Problem description
Every line below that includes "page" counts toward the total. Report that total alone.

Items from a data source
-=-=-

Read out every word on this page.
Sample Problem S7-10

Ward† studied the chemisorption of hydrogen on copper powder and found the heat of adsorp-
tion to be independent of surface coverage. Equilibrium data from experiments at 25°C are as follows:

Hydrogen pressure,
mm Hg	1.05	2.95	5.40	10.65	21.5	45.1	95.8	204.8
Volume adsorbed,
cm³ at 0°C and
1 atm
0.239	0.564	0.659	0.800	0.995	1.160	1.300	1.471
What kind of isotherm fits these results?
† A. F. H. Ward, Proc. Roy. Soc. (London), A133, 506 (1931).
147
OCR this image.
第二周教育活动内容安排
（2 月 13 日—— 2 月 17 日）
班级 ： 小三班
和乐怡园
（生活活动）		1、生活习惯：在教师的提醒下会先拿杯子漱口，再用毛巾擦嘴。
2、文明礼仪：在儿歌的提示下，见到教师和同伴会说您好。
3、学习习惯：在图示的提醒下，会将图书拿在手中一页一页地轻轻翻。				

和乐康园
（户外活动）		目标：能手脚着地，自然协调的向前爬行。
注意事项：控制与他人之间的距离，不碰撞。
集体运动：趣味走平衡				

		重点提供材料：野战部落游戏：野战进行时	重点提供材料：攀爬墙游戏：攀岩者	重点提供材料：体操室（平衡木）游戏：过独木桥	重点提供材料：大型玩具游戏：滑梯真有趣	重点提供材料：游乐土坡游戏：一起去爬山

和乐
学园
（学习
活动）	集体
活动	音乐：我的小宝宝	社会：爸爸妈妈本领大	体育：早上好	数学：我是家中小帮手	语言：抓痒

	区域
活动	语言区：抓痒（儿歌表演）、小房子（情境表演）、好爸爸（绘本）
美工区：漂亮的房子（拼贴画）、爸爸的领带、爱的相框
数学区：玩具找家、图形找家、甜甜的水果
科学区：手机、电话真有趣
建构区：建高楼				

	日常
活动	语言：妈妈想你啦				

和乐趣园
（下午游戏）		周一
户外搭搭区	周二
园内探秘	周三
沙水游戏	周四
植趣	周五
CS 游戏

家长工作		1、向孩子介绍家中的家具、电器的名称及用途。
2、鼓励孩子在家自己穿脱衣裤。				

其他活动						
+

-=-=-

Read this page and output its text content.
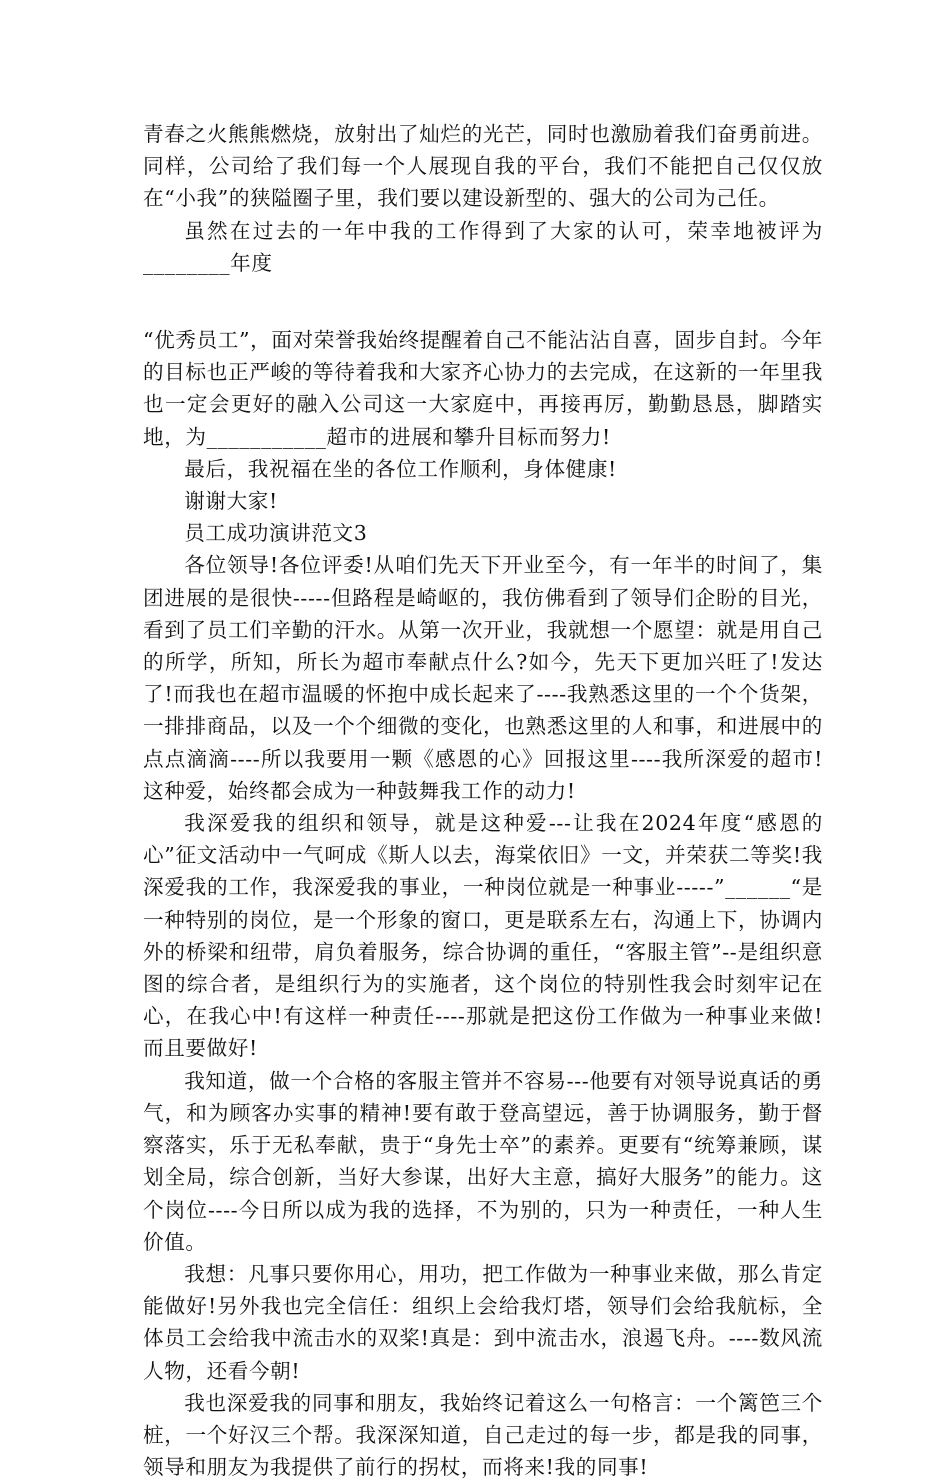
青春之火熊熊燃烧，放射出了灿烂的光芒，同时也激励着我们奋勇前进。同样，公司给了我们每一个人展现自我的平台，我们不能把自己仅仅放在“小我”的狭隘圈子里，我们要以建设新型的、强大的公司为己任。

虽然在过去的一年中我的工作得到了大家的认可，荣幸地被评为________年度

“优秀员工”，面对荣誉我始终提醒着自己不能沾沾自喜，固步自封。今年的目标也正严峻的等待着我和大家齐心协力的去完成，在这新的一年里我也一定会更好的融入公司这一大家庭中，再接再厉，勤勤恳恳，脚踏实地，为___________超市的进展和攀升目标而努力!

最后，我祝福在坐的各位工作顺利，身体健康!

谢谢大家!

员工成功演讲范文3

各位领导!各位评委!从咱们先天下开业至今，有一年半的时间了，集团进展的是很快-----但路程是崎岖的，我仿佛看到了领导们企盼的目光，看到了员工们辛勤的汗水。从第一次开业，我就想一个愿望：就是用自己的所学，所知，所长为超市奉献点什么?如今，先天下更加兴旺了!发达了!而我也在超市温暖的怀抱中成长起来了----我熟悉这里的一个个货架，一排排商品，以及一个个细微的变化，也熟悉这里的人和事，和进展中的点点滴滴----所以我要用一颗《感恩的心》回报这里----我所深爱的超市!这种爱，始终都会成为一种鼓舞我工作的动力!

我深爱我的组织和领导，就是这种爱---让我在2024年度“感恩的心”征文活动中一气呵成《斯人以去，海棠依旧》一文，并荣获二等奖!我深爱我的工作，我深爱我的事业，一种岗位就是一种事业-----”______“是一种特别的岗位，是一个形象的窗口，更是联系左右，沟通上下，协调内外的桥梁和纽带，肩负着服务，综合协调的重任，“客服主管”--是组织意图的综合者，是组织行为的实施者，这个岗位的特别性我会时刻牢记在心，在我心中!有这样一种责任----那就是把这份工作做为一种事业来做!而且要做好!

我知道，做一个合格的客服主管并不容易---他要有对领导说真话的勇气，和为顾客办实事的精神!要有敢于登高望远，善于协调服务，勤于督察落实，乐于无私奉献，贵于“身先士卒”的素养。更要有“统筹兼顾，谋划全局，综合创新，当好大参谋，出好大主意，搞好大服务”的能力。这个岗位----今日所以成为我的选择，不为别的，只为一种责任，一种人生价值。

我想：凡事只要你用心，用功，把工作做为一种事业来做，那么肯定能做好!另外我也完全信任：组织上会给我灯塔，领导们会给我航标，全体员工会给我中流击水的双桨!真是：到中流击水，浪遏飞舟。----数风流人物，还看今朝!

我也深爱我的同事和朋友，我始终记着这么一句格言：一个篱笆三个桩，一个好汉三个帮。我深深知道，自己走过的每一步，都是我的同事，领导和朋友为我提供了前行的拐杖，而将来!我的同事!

-=-=-

Full answer
2